◆ SHORT TASK ◆
Gather each line of the records where "shape" appears.

◆ INPUT DATA ◆
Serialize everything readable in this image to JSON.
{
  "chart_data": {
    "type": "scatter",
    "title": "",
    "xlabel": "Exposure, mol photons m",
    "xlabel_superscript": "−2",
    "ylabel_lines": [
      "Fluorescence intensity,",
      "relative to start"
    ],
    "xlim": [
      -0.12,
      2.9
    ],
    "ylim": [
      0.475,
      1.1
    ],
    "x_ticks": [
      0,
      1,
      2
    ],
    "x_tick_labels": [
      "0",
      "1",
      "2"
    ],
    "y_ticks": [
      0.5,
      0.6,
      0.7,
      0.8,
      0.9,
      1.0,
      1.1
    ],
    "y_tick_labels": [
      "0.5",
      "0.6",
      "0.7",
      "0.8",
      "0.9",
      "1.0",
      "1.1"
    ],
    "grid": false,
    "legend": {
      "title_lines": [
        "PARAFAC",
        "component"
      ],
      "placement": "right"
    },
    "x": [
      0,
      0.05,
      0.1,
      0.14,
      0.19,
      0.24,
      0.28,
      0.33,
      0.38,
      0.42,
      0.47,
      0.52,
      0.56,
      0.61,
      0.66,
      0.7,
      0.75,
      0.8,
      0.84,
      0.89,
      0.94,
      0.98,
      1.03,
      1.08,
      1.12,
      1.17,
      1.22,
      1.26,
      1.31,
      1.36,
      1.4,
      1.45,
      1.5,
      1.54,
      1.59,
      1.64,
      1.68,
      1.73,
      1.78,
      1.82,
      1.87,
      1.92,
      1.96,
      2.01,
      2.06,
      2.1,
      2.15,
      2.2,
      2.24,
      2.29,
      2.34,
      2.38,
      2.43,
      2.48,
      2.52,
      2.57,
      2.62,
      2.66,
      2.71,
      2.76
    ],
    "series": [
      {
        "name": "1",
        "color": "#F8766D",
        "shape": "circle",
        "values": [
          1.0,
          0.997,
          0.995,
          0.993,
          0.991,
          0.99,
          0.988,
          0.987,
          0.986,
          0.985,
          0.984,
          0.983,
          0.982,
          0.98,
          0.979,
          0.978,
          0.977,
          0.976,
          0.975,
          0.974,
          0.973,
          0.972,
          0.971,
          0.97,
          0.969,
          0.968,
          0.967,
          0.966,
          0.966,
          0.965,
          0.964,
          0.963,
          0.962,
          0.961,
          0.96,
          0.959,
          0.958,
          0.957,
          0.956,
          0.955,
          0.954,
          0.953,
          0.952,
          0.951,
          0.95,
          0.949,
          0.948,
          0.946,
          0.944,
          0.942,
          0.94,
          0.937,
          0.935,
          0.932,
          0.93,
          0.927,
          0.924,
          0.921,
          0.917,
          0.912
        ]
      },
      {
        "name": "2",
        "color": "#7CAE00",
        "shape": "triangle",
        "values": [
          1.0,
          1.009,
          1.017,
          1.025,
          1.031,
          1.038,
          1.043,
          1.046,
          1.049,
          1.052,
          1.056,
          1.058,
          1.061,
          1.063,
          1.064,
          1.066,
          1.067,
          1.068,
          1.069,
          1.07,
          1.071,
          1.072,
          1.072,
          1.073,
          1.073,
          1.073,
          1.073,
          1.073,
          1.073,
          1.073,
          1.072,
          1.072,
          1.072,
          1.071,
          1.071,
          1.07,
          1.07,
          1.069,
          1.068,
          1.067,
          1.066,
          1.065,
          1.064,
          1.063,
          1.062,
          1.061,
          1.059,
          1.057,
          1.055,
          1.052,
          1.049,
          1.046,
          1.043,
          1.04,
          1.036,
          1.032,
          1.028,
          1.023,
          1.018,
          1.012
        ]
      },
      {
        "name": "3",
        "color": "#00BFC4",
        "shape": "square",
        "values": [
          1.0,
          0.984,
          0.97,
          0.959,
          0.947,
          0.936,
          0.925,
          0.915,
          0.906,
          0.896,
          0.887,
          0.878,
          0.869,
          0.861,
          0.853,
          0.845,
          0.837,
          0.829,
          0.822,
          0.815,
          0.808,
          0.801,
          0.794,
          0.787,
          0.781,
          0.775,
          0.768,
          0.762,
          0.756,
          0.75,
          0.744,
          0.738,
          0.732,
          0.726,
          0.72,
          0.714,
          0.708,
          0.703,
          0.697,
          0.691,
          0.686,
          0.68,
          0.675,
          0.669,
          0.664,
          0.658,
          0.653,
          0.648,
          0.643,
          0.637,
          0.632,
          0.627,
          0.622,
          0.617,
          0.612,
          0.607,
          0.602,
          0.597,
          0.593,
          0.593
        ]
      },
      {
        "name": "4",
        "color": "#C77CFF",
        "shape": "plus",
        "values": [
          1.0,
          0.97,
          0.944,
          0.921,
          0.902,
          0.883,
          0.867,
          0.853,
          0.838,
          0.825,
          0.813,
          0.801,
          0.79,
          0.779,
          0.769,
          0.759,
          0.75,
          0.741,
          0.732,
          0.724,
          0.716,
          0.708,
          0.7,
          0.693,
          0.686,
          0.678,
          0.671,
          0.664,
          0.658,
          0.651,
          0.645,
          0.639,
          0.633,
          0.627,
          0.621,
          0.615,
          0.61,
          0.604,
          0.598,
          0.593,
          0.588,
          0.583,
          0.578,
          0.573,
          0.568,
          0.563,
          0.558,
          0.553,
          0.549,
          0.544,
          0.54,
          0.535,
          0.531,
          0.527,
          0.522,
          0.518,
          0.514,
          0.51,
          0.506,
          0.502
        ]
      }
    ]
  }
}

◆ EXERCISE ANSWER ◆
        "shape": "circle",
        "shape": "triangle",
        "shape": "square",
        "shape": "plus",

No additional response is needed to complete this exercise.